__EXERCISE DETAILS__: Repeat the full listing below verbatim and keep the images out.

__WORKING DATA__:
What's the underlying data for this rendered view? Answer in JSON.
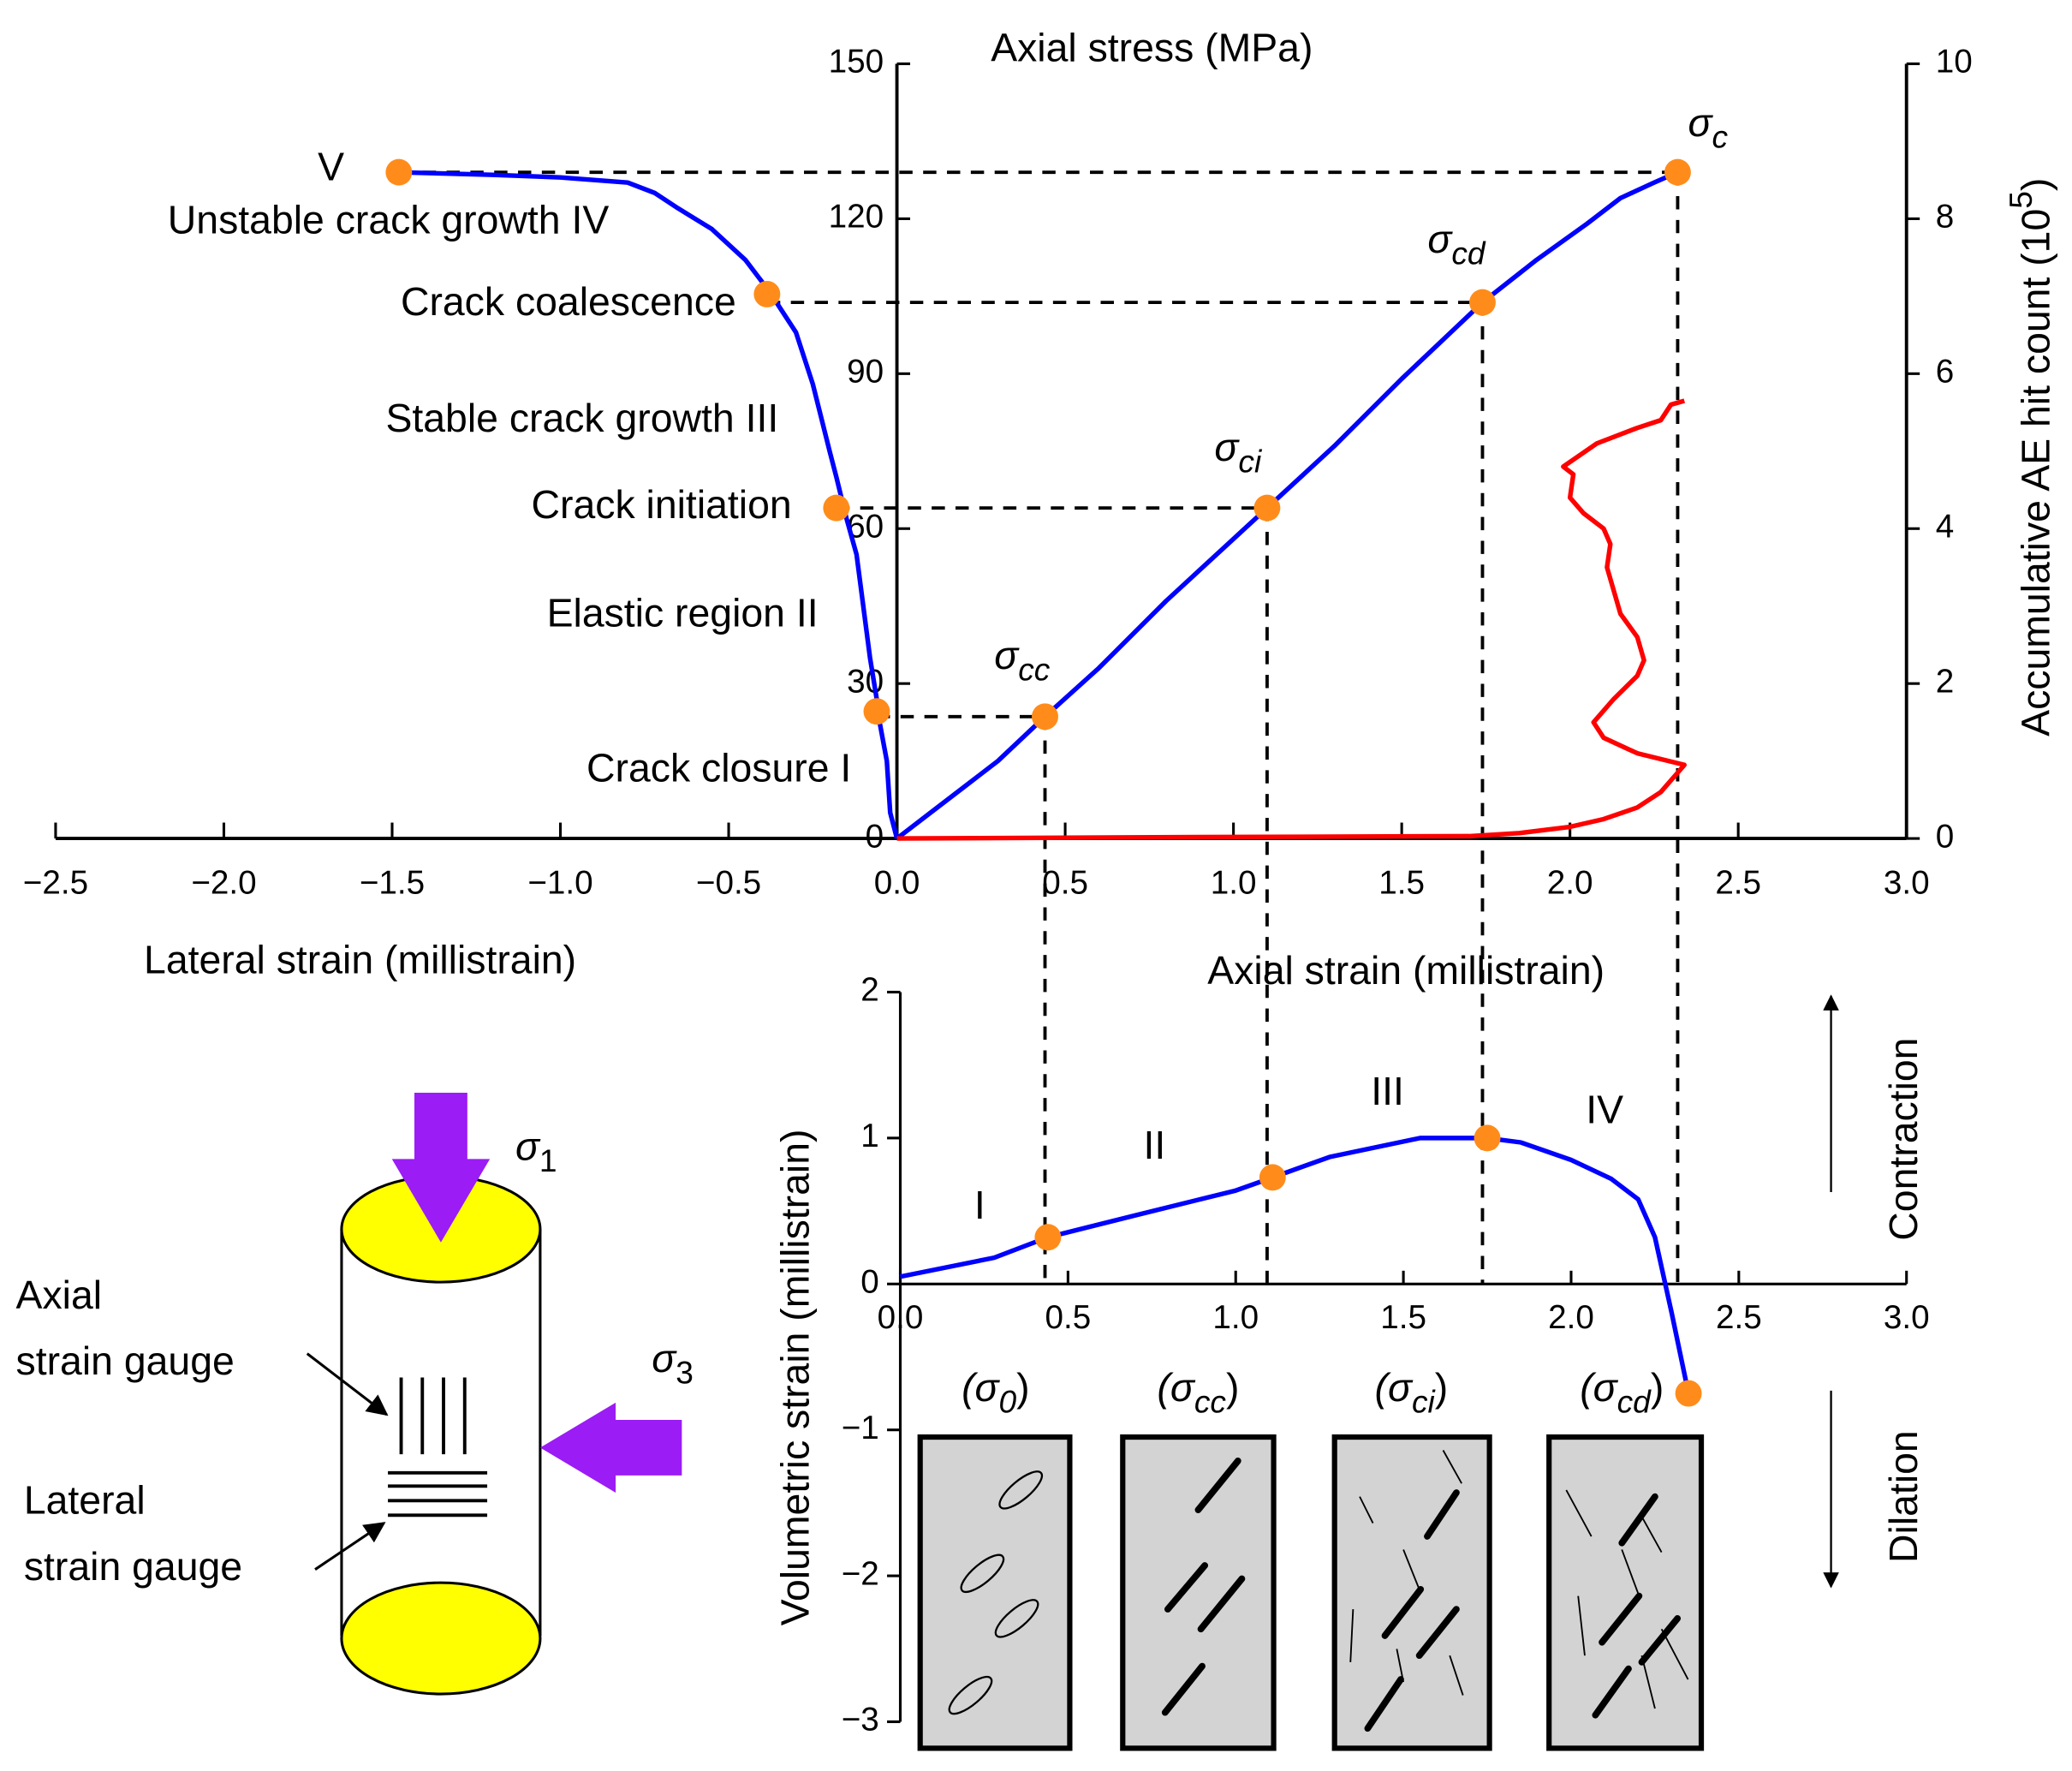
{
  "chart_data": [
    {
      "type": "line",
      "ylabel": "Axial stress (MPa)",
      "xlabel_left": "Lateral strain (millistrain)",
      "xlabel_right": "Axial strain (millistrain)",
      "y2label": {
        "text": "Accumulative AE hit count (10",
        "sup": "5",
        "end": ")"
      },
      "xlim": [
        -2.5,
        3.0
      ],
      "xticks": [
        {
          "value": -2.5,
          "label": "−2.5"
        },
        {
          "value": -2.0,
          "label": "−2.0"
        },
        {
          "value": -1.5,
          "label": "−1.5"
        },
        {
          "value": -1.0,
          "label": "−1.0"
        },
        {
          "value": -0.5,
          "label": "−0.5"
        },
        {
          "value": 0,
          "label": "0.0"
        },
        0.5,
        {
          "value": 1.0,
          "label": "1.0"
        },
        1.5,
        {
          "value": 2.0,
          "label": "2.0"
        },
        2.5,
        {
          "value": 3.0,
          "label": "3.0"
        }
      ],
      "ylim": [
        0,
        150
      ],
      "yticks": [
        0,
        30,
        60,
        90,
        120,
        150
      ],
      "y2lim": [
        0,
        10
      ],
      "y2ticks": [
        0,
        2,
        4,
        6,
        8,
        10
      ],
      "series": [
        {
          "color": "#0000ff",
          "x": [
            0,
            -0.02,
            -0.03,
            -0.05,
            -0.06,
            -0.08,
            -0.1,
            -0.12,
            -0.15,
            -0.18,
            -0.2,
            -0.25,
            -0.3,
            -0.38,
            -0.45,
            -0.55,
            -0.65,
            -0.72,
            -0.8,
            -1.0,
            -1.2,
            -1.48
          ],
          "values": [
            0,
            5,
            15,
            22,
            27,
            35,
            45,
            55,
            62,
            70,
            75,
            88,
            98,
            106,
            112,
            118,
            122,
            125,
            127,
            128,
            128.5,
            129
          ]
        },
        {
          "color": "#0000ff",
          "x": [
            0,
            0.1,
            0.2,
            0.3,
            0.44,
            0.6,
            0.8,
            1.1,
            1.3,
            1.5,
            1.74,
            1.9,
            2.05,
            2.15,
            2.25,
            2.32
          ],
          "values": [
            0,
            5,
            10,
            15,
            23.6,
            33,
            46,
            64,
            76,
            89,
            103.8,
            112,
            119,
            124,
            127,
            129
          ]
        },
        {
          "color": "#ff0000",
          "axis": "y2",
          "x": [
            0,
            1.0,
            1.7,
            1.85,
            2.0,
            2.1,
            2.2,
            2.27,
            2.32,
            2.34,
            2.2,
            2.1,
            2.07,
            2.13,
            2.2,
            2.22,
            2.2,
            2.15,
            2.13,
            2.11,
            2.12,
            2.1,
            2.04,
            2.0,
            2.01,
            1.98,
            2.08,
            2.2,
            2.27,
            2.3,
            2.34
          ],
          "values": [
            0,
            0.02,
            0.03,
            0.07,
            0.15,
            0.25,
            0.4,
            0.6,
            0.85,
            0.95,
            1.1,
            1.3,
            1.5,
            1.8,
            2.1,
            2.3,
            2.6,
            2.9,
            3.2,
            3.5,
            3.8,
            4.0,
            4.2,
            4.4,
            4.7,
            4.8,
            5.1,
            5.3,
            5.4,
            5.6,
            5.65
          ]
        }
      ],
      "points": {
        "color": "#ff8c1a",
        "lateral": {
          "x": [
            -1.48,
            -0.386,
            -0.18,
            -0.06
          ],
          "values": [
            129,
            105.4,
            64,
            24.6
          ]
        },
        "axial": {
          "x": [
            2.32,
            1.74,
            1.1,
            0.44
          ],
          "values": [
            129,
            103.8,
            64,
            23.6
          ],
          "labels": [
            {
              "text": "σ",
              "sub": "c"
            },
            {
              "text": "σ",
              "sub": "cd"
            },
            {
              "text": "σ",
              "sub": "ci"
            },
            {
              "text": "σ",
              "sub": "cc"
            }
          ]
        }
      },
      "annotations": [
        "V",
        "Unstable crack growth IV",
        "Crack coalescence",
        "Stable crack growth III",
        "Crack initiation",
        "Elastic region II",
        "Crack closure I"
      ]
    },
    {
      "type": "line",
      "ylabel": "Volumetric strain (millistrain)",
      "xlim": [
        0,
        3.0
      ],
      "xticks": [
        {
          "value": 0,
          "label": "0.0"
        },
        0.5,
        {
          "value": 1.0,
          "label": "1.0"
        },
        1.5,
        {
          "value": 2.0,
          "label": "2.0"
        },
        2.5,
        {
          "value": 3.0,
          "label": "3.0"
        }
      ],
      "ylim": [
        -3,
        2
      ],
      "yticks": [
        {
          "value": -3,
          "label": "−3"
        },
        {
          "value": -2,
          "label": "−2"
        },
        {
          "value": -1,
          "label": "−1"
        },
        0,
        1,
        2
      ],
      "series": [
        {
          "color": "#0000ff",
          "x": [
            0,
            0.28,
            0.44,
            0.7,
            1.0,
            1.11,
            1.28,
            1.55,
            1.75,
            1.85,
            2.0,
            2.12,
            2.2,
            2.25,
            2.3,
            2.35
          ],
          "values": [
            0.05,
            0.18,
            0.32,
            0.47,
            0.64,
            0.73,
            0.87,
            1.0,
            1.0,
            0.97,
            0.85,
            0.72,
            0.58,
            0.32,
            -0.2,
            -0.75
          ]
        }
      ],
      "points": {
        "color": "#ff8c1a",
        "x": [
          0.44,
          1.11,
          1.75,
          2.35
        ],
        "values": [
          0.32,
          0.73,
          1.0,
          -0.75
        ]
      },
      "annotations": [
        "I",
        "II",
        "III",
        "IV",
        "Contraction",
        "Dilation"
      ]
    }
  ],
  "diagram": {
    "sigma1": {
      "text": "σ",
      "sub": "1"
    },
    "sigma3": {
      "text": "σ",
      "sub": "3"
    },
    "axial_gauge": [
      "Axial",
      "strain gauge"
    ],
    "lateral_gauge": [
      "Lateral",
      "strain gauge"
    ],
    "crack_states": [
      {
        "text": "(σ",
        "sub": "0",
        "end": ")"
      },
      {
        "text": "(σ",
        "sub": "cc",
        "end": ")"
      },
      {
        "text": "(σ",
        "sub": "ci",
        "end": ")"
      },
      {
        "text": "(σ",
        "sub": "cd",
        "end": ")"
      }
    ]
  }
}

__OUTPUT FOR THIS EXERCISE__:
What's the underlying data for this rendered view? Answer in JSON.
{
  "chart_data": [
    {
      "type": "line",
      "ylabel": "Axial stress (MPa)",
      "xlabel_left": "Lateral strain (millistrain)",
      "xlabel_right": "Axial strain (millistrain)",
      "y2label": {
        "text": "Accumulative AE hit count (10",
        "sup": "5",
        "end": ")"
      },
      "xlim": [
        -2.5,
        3.0
      ],
      "xticks": [
        {
          "value": -2.5,
          "label": "−2.5"
        },
        {
          "value": -2.0,
          "label": "−2.0"
        },
        {
          "value": -1.5,
          "label": "−1.5"
        },
        {
          "value": -1.0,
          "label": "−1.0"
        },
        {
          "value": -0.5,
          "label": "−0.5"
        },
        {
          "value": 0,
          "label": "0.0"
        },
        0.5,
        {
          "value": 1.0,
          "label": "1.0"
        },
        1.5,
        {
          "value": 2.0,
          "label": "2.0"
        },
        2.5,
        {
          "value": 3.0,
          "label": "3.0"
        }
      ],
      "ylim": [
        0,
        150
      ],
      "yticks": [
        0,
        30,
        60,
        90,
        120,
        150
      ],
      "y2lim": [
        0,
        10
      ],
      "y2ticks": [
        0,
        2,
        4,
        6,
        8,
        10
      ],
      "series": [
        {
          "color": "#0000ff",
          "x": [
            0,
            -0.02,
            -0.03,
            -0.05,
            -0.06,
            -0.08,
            -0.1,
            -0.12,
            -0.15,
            -0.18,
            -0.2,
            -0.25,
            -0.3,
            -0.38,
            -0.45,
            -0.55,
            -0.65,
            -0.72,
            -0.8,
            -1.0,
            -1.2,
            -1.48
          ],
          "values": [
            0,
            5,
            15,
            22,
            27,
            35,
            45,
            55,
            62,
            70,
            75,
            88,
            98,
            106,
            112,
            118,
            122,
            125,
            127,
            128,
            128.5,
            129
          ]
        },
        {
          "color": "#0000ff",
          "x": [
            0,
            0.1,
            0.2,
            0.3,
            0.44,
            0.6,
            0.8,
            1.1,
            1.3,
            1.5,
            1.74,
            1.9,
            2.05,
            2.15,
            2.25,
            2.32
          ],
          "values": [
            0,
            5,
            10,
            15,
            23.6,
            33,
            46,
            64,
            76,
            89,
            103.8,
            112,
            119,
            124,
            127,
            129
          ]
        },
        {
          "color": "#ff0000",
          "axis": "y2",
          "x": [
            0,
            1.0,
            1.7,
            1.85,
            2.0,
            2.1,
            2.2,
            2.27,
            2.32,
            2.34,
            2.2,
            2.1,
            2.07,
            2.13,
            2.2,
            2.22,
            2.2,
            2.15,
            2.13,
            2.11,
            2.12,
            2.1,
            2.04,
            2.0,
            2.01,
            1.98,
            2.08,
            2.2,
            2.27,
            2.3,
            2.34
          ],
          "values": [
            0,
            0.02,
            0.03,
            0.07,
            0.15,
            0.25,
            0.4,
            0.6,
            0.85,
            0.95,
            1.1,
            1.3,
            1.5,
            1.8,
            2.1,
            2.3,
            2.6,
            2.9,
            3.2,
            3.5,
            3.8,
            4.0,
            4.2,
            4.4,
            4.7,
            4.8,
            5.1,
            5.3,
            5.4,
            5.6,
            5.65
          ]
        }
      ],
      "points": {
        "color": "#ff8c1a",
        "lateral": {
          "x": [
            -1.48,
            -0.386,
            -0.18,
            -0.06
          ],
          "values": [
            129,
            105.4,
            64,
            24.6
          ]
        },
        "axial": {
          "x": [
            2.32,
            1.74,
            1.1,
            0.44
          ],
          "values": [
            129,
            103.8,
            64,
            23.6
          ],
          "labels": [
            {
              "text": "σ",
              "sub": "c"
            },
            {
              "text": "σ",
              "sub": "cd"
            },
            {
              "text": "σ",
              "sub": "ci"
            },
            {
              "text": "σ",
              "sub": "cc"
            }
          ]
        }
      },
      "annotations": [
        "V",
        "Unstable crack growth IV",
        "Crack coalescence",
        "Stable crack growth III",
        "Crack initiation",
        "Elastic region II",
        "Crack closure I"
      ]
    },
    {
      "type": "line",
      "ylabel": "Volumetric strain (millistrain)",
      "xlim": [
        0,
        3.0
      ],
      "xticks": [
        {
          "value": 0,
          "label": "0.0"
        },
        0.5,
        {
          "value": 1.0,
          "label": "1.0"
        },
        1.5,
        {
          "value": 2.0,
          "label": "2.0"
        },
        2.5,
        {
          "value": 3.0,
          "label": "3.0"
        }
      ],
      "ylim": [
        -3,
        2
      ],
      "yticks": [
        {
          "value": -3,
          "label": "−3"
        },
        {
          "value": -2,
          "label": "−2"
        },
        {
          "value": -1,
          "label": "−1"
        },
        0,
        1,
        2
      ],
      "series": [
        {
          "color": "#0000ff",
          "x": [
            0,
            0.28,
            0.44,
            0.7,
            1.0,
            1.11,
            1.28,
            1.55,
            1.75,
            1.85,
            2.0,
            2.12,
            2.2,
            2.25,
            2.3,
            2.35
          ],
          "values": [
            0.05,
            0.18,
            0.32,
            0.47,
            0.64,
            0.73,
            0.87,
            1.0,
            1.0,
            0.97,
            0.85,
            0.72,
            0.58,
            0.32,
            -0.2,
            -0.75
          ]
        }
      ],
      "points": {
        "color": "#ff8c1a",
        "x": [
          0.44,
          1.11,
          1.75,
          2.35
        ],
        "values": [
          0.32,
          0.73,
          1.0,
          -0.75
        ]
      },
      "annotations": [
        "I",
        "II",
        "III",
        "IV",
        "Contraction",
        "Dilation"
      ]
    }
  ],
  "diagram": {
    "sigma1": {
      "text": "σ",
      "sub": "1"
    },
    "sigma3": {
      "text": "σ",
      "sub": "3"
    },
    "axial_gauge": [
      "Axial",
      "strain gauge"
    ],
    "lateral_gauge": [
      "Lateral",
      "strain gauge"
    ],
    "crack_states": [
      {
        "text": "(σ",
        "sub": "0",
        "end": ")"
      },
      {
        "text": "(σ",
        "sub": "cc",
        "end": ")"
      },
      {
        "text": "(σ",
        "sub": "ci",
        "end": ")"
      },
      {
        "text": "(σ",
        "sub": "cd",
        "end": ")"
      }
    ]
  }
}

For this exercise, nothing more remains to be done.